### GIVEN REQUEST
Take every line from the listing below that includes "label" and copy it.

### GIVEN ENTRIES
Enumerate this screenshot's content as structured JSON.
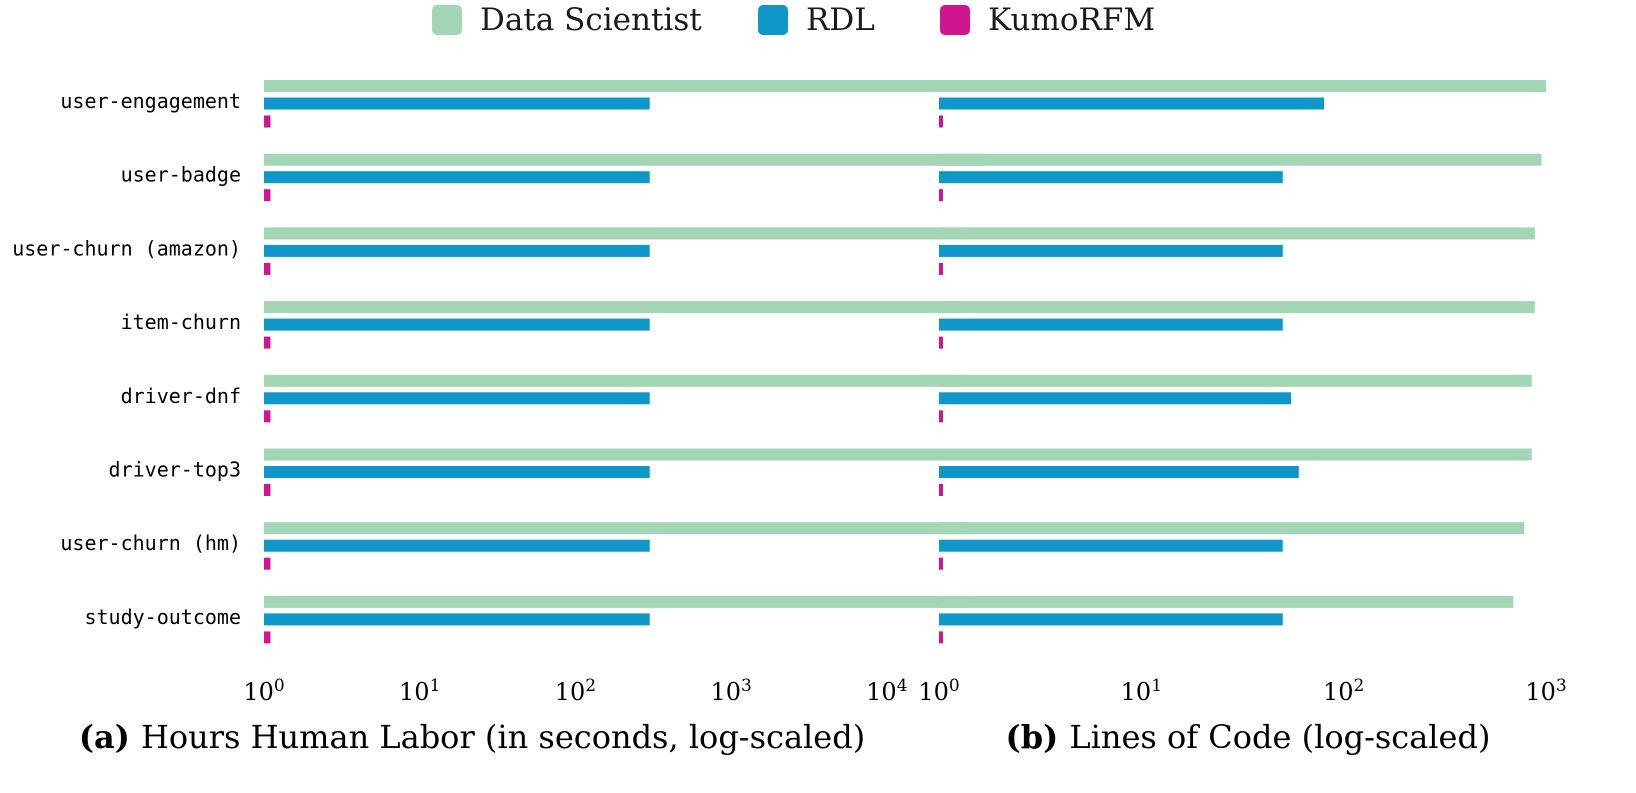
{
  "legend": {
    "placement": "top-center",
    "items": [
      {
        "label": "Data Scientist",
        "color": "#a3d6b5"
      },
      {
        "label": "RDL",
        "color": "#0f97c9"
      },
      {
        "label": "KumoRFM",
        "color": "#cf1690"
      }
    ]
  },
  "chart_data": [
    {
      "type": "bar",
      "orientation": "horizontal",
      "caption_tag": "(a)",
      "caption_text": "Hours Human Labor (in seconds, log-scaled)",
      "x_scale": "log",
      "xlim": [
        1,
        60000
      ],
      "x_ticks": [
        {
          "value": 1,
          "base": "10",
          "exp": "0"
        },
        {
          "value": 10,
          "base": "10",
          "exp": "1"
        },
        {
          "value": 100,
          "base": "10",
          "exp": "2"
        },
        {
          "value": 1000,
          "base": "10",
          "exp": "3"
        },
        {
          "value": 10000,
          "base": "10",
          "exp": "4"
        }
      ],
      "grid": false,
      "categories": [
        "user-engagement",
        "user-badge",
        "user-churn (amazon)",
        "item-churn",
        "driver-dnf",
        "driver-top3",
        "user-churn (hm)",
        "study-outcome"
      ],
      "series": [
        {
          "name": "Data Scientist",
          "color": "#a3d6b5",
          "values": [
            39600,
            43200,
            32400,
            32400,
            28800,
            28800,
            32400,
            32400
          ]
        },
        {
          "name": "RDL",
          "color": "#0f97c9",
          "values": [
            300,
            300,
            300,
            300,
            300,
            300,
            300,
            300
          ]
        },
        {
          "name": "KumoRFM",
          "color": "#cf1690",
          "values": [
            1.1,
            1.1,
            1.1,
            1.1,
            1.1,
            1.1,
            1.1,
            1.1
          ]
        }
      ]
    },
    {
      "type": "bar",
      "orientation": "horizontal",
      "caption_tag": "(b)",
      "caption_text": "Lines of Code (log-scaled)",
      "x_scale": "log",
      "xlim": [
        1,
        1000
      ],
      "x_ticks": [
        {
          "value": 1,
          "base": "10",
          "exp": "0"
        },
        {
          "value": 10,
          "base": "10",
          "exp": "1"
        },
        {
          "value": 100,
          "base": "10",
          "exp": "2"
        },
        {
          "value": 1000,
          "base": "10",
          "exp": "3"
        }
      ],
      "grid": false,
      "categories": [
        "user-engagement",
        "user-badge",
        "user-churn (amazon)",
        "item-churn",
        "driver-dnf",
        "driver-top3",
        "user-churn (hm)",
        "study-outcome"
      ],
      "series": [
        {
          "name": "Data Scientist",
          "color": "#a3d6b5",
          "values": [
            1000,
            950,
            880,
            880,
            850,
            850,
            780,
            690
          ]
        },
        {
          "name": "RDL",
          "color": "#0f97c9",
          "values": [
            80,
            50,
            50,
            50,
            55,
            60,
            50,
            50
          ]
        },
        {
          "name": "KumoRFM",
          "color": "#cf1690",
          "values": [
            1.03,
            1.03,
            1.03,
            1.03,
            1.03,
            1.03,
            1.03,
            1.03
          ]
        }
      ]
    }
  ]
}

### RESPONSE BELOW
        "label": "Data Scientist",
        "label": "RDL",
        "label": "KumoRFM",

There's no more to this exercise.